───── Dataset extract ─────

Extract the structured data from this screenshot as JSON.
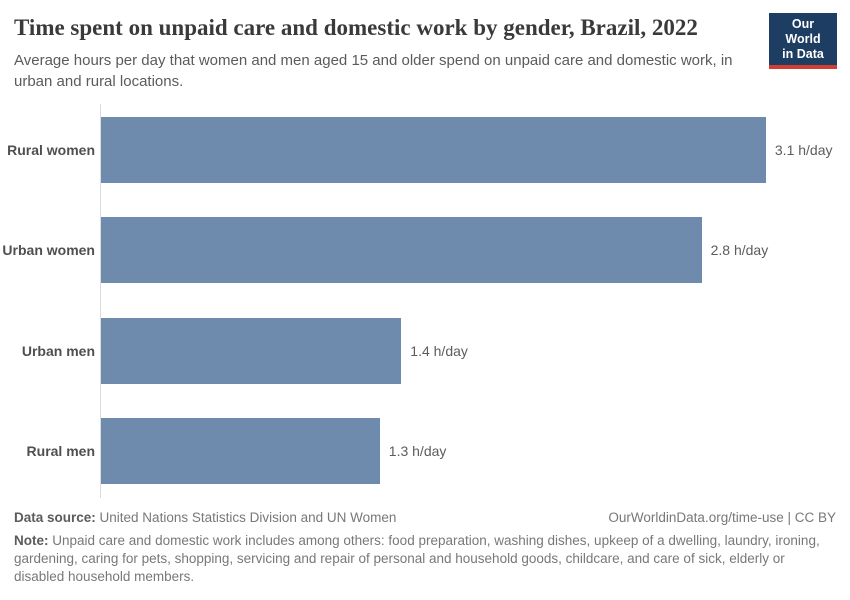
{
  "header": {
    "title": "Time spent on unpaid care and domestic work by gender, Brazil, 2022",
    "subtitle": "Average hours per day that women and men aged 15 and older spend on unpaid care and domestic work, in urban and rural locations.",
    "logo": {
      "line1": "Our World",
      "line2": "in Data"
    }
  },
  "brand": {
    "navy": "#1d3d63",
    "red": "#d13e32"
  },
  "chart_data": {
    "type": "bar",
    "orientation": "horizontal",
    "title": "Time spent on unpaid care and domestic work by gender, Brazil, 2022",
    "categories": [
      "Rural women",
      "Urban women",
      "Urban men",
      "Rural men"
    ],
    "values": [
      3.1,
      2.8,
      1.4,
      1.3
    ],
    "value_labels": [
      "3.1 h/day",
      "2.8 h/day",
      "1.4 h/day",
      "1.3 h/day"
    ],
    "unit": "h/day",
    "xlabel": "",
    "ylabel": "",
    "xlim": [
      0,
      3.45
    ],
    "grid": false,
    "legend": "none",
    "bar_color": "#6e8aac",
    "axis_line_color": "#dcdcdc"
  },
  "footer": {
    "datasource_label": "Data source:",
    "datasource_text": " United Nations Statistics Division and UN Women",
    "attribution": "OurWorldinData.org/time-use | CC BY",
    "note_label": "Note:",
    "note_text": " Unpaid care and domestic work includes among others: food preparation, washing dishes, upkeep of a dwelling, laundry, ironing, gardening, caring for pets, shopping, servicing and repair of personal and household goods, childcare, and care of sick, elderly or disabled household members."
  }
}
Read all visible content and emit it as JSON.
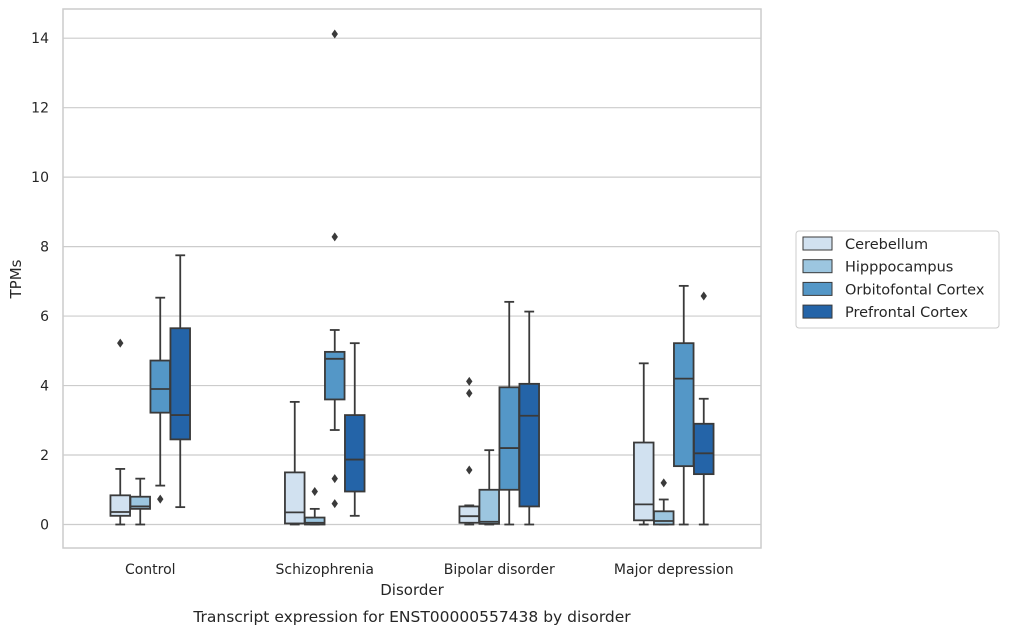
{
  "chart_data": {
    "type": "boxplot",
    "caption": "Transcript expression for ENST00000557438 by disorder",
    "xlabel": "Disorder",
    "ylabel": "TPMs",
    "ylim": [
      -0.7,
      14.8
    ],
    "yticks": [
      0,
      2,
      4,
      6,
      8,
      10,
      12,
      14
    ],
    "ytick_labels": [
      "0",
      "2",
      "4",
      "6",
      "8",
      "10",
      "12",
      "14"
    ],
    "grid": "horizontal",
    "legend_position": "right",
    "categories": [
      "Control",
      "Schizophrenia",
      "Bipolar disorder",
      "Major depression"
    ],
    "series": [
      {
        "name": "Cerebellum",
        "color": "#d1e1f0",
        "boxes": [
          {
            "whislo": 0.0,
            "q1": 0.25,
            "med": 0.36,
            "q3": 0.84,
            "whishi": 1.6,
            "fliers": [
              5.22
            ]
          },
          {
            "whislo": 0.0,
            "q1": 0.03,
            "med": 0.35,
            "q3": 1.5,
            "whishi": 3.53,
            "fliers": []
          },
          {
            "whislo": 0.0,
            "q1": 0.05,
            "med": 0.24,
            "q3": 0.52,
            "whishi": 0.55,
            "fliers": [
              1.57,
              3.78,
              4.12
            ]
          },
          {
            "whislo": 0.0,
            "q1": 0.12,
            "med": 0.58,
            "q3": 2.36,
            "whishi": 4.64,
            "fliers": []
          }
        ]
      },
      {
        "name": "Hipppocampus",
        "color": "#9cc6e0",
        "boxes": [
          {
            "whislo": 0.0,
            "q1": 0.45,
            "med": 0.52,
            "q3": 0.8,
            "whishi": 1.32,
            "fliers": []
          },
          {
            "whislo": 0.0,
            "q1": 0.0,
            "med": 0.05,
            "q3": 0.2,
            "whishi": 0.45,
            "fliers": [
              0.95
            ]
          },
          {
            "whislo": 0.0,
            "q1": 0.02,
            "med": 0.08,
            "q3": 1.0,
            "whishi": 2.14,
            "fliers": []
          },
          {
            "whislo": 0.0,
            "q1": 0.0,
            "med": 0.1,
            "q3": 0.38,
            "whishi": 0.72,
            "fliers": [
              1.2
            ]
          }
        ]
      },
      {
        "name": "Orbitofontal Cortex",
        "color": "#5497c7",
        "boxes": [
          {
            "whislo": 1.12,
            "q1": 3.22,
            "med": 3.9,
            "q3": 4.72,
            "whishi": 6.53,
            "fliers": [
              0.73
            ]
          },
          {
            "whislo": 2.72,
            "q1": 3.6,
            "med": 4.77,
            "q3": 4.97,
            "whishi": 5.6,
            "fliers": [
              0.6,
              1.32,
              8.28,
              14.12
            ]
          },
          {
            "whislo": 0.0,
            "q1": 1.0,
            "med": 2.2,
            "q3": 3.95,
            "whishi": 6.41,
            "fliers": []
          },
          {
            "whislo": 0.0,
            "q1": 1.68,
            "med": 4.2,
            "q3": 5.22,
            "whishi": 6.87,
            "fliers": []
          }
        ]
      },
      {
        "name": "Prefrontal Cortex",
        "color": "#2464a8",
        "boxes": [
          {
            "whislo": 0.5,
            "q1": 2.45,
            "med": 3.15,
            "q3": 5.65,
            "whishi": 7.75,
            "fliers": []
          },
          {
            "whislo": 0.25,
            "q1": 0.95,
            "med": 1.87,
            "q3": 3.15,
            "whishi": 5.22,
            "fliers": []
          },
          {
            "whislo": 0.0,
            "q1": 0.52,
            "med": 3.13,
            "q3": 4.05,
            "whishi": 6.13,
            "fliers": []
          },
          {
            "whislo": 0.0,
            "q1": 1.45,
            "med": 2.05,
            "q3": 2.9,
            "whishi": 3.62,
            "fliers": [
              6.58
            ]
          }
        ]
      }
    ]
  }
}
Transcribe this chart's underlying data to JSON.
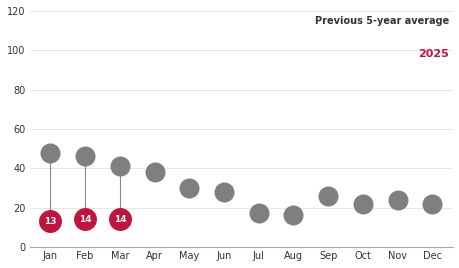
{
  "months": [
    "Jan",
    "Feb",
    "Mar",
    "Apr",
    "May",
    "Jun",
    "Jul",
    "Aug",
    "Sep",
    "Oct",
    "Nov",
    "Dec"
  ],
  "avg_values": [
    48,
    46,
    41,
    38,
    30,
    28,
    17,
    16,
    26,
    22,
    24,
    22
  ],
  "current_values": [
    13,
    14,
    14,
    null,
    null,
    null,
    null,
    null,
    null,
    null,
    null,
    null
  ],
  "avg_color": "#7f7f7f",
  "current_color": "#c0143c",
  "avg_dot_size": 180,
  "current_dot_size": 200,
  "legend_avg_text": "Previous 5-year average",
  "legend_current_text": "2025",
  "ylim": [
    0,
    120
  ],
  "yticks": [
    0,
    20,
    40,
    60,
    80,
    100,
    120
  ],
  "background_color": "#ffffff",
  "text_color": "#333333",
  "line_color": "#888888"
}
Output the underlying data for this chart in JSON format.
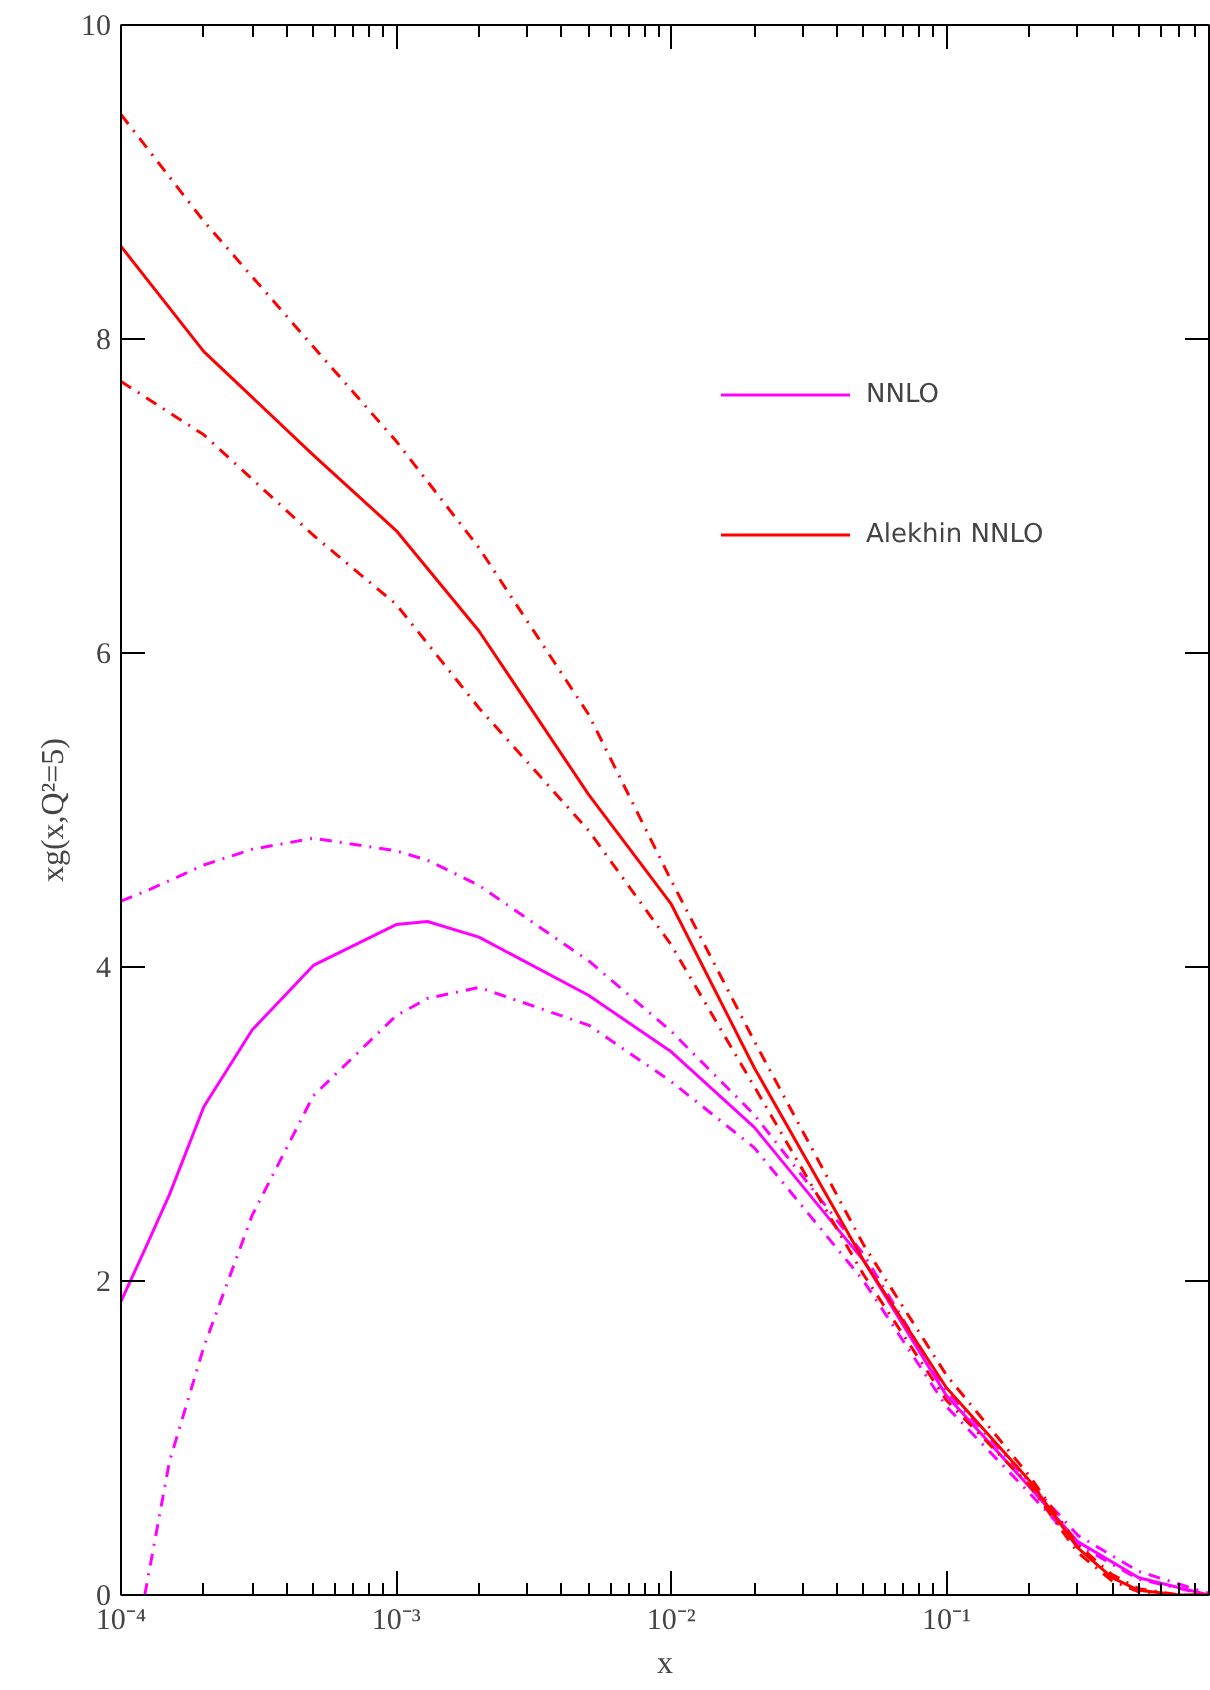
{
  "chart_data": {
    "type": "line",
    "xlabel": "x",
    "ylabel": "xg(x,Q²=5)",
    "log": "x",
    "legend": "top right",
    "grid": false,
    "xlim": [
      0.0001,
      0.9
    ],
    "ylim": [
      0,
      10
    ],
    "xticks": [
      {
        "value": 0.0001,
        "label": "10⁻⁴"
      },
      {
        "value": 0.0002,
        "label": null
      },
      {
        "value": 0.0003,
        "label": null
      },
      {
        "value": 0.0004,
        "label": null
      },
      {
        "value": 0.0005,
        "label": null
      },
      {
        "value": 0.0006,
        "label": null
      },
      {
        "value": 0.0007,
        "label": null
      },
      {
        "value": 0.0008,
        "label": null
      },
      {
        "value": 0.0009,
        "label": null
      },
      {
        "value": 0.001,
        "label": "10⁻³"
      },
      {
        "value": 0.002,
        "label": null
      },
      {
        "value": 0.003,
        "label": null
      },
      {
        "value": 0.004,
        "label": null
      },
      {
        "value": 0.005,
        "label": null
      },
      {
        "value": 0.006,
        "label": null
      },
      {
        "value": 0.007,
        "label": null
      },
      {
        "value": 0.008,
        "label": null
      },
      {
        "value": 0.009,
        "label": null
      },
      {
        "value": 0.01,
        "label": "10⁻²"
      },
      {
        "value": 0.02,
        "label": null
      },
      {
        "value": 0.03,
        "label": null
      },
      {
        "value": 0.04,
        "label": null
      },
      {
        "value": 0.05,
        "label": null
      },
      {
        "value": 0.06,
        "label": null
      },
      {
        "value": 0.07,
        "label": null
      },
      {
        "value": 0.08,
        "label": null
      },
      {
        "value": 0.09,
        "label": null
      },
      {
        "value": 0.1,
        "label": "10⁻¹"
      },
      {
        "value": 0.2,
        "label": null
      },
      {
        "value": 0.3,
        "label": null
      },
      {
        "value": 0.4,
        "label": null
      },
      {
        "value": 0.5,
        "label": null
      },
      {
        "value": 0.6,
        "label": null
      },
      {
        "value": 0.7,
        "label": null
      },
      {
        "value": 0.8,
        "label": null
      },
      {
        "value": 0.9,
        "label": null
      }
    ],
    "yticks": [
      0,
      2,
      4,
      6,
      8,
      10
    ],
    "series": [
      {
        "name": "NNLO",
        "color": "#ff00ff",
        "x": [
          0.0001,
          0.000122,
          0.00015,
          0.0002,
          0.0003,
          0.0005,
          0.001,
          0.0013,
          0.002,
          0.005,
          0.01,
          0.02,
          0.05,
          0.1,
          0.2,
          0.3,
          0.5,
          0.9
        ],
        "values": [
          1.87,
          2.2,
          2.55,
          3.11,
          3.6,
          4.01,
          4.27,
          4.29,
          4.19,
          3.82,
          3.46,
          2.98,
          2.13,
          1.27,
          0.69,
          0.34,
          0.11,
          0.0
        ]
      },
      {
        "color": "#ff00ff",
        "line_style": "dashed",
        "x": [
          0.0001,
          0.000122,
          0.00015,
          0.0002,
          0.0003,
          0.0005,
          0.001,
          0.0013,
          0.002,
          0.005,
          0.01,
          0.02,
          0.05,
          0.1,
          0.2,
          0.3,
          0.5,
          0.9
        ],
        "values": [
          4.42,
          4.48,
          4.55,
          4.65,
          4.75,
          4.82,
          4.74,
          4.68,
          4.52,
          4.04,
          3.59,
          3.06,
          2.17,
          1.3,
          0.72,
          0.38,
          0.15,
          0.01
        ]
      },
      {
        "color": "#ff00ff",
        "line_style": "dashed",
        "x": [
          0.000122,
          0.00015,
          0.0002,
          0.0003,
          0.0005,
          0.001,
          0.0013,
          0.002,
          0.005,
          0.01,
          0.02,
          0.05,
          0.1,
          0.2,
          0.3,
          0.5,
          0.9
        ],
        "values": [
          0.0,
          0.85,
          1.58,
          2.42,
          3.18,
          3.69,
          3.8,
          3.87,
          3.63,
          3.27,
          2.85,
          2.0,
          1.2,
          0.65,
          0.32,
          0.1,
          0.0
        ]
      },
      {
        "name": "Alekhin NNLO",
        "color": "#ff0000",
        "x": [
          0.0001,
          0.0002,
          0.0005,
          0.001,
          0.002,
          0.005,
          0.01,
          0.02,
          0.05,
          0.1,
          0.2,
          0.3,
          0.4,
          0.5,
          0.7,
          0.9
        ],
        "values": [
          8.59,
          7.92,
          7.26,
          6.78,
          6.14,
          5.1,
          4.4,
          3.36,
          2.13,
          1.32,
          0.73,
          0.3,
          0.11,
          0.03,
          0.0,
          0.0
        ]
      },
      {
        "color": "#ff0000",
        "line_style": "dashed",
        "x": [
          0.0001,
          0.0002,
          0.0005,
          0.001,
          0.002,
          0.005,
          0.01,
          0.02,
          0.05,
          0.1,
          0.2,
          0.3,
          0.4,
          0.5,
          0.7,
          0.9
        ],
        "values": [
          9.43,
          8.75,
          7.95,
          7.35,
          6.67,
          5.61,
          4.55,
          3.53,
          2.23,
          1.4,
          0.76,
          0.32,
          0.13,
          0.04,
          0.0,
          0.0
        ]
      },
      {
        "color": "#ff0000",
        "line_style": "dashed",
        "x": [
          0.0001,
          0.0002,
          0.0005,
          0.001,
          0.002,
          0.005,
          0.01,
          0.02,
          0.05,
          0.1,
          0.2,
          0.3,
          0.4,
          0.5,
          0.7,
          0.9
        ],
        "values": [
          7.73,
          7.39,
          6.75,
          6.31,
          5.65,
          4.87,
          4.14,
          3.24,
          2.04,
          1.24,
          0.7,
          0.27,
          0.09,
          0.02,
          0.0,
          0.0
        ]
      }
    ]
  }
}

─────

Instructions for the task> Go through the listing above and list every line that has the word "underlying".

Final answer>
Transcribe this chart's underlying data to JSON.
Output the underlying data for this chart in JSON format.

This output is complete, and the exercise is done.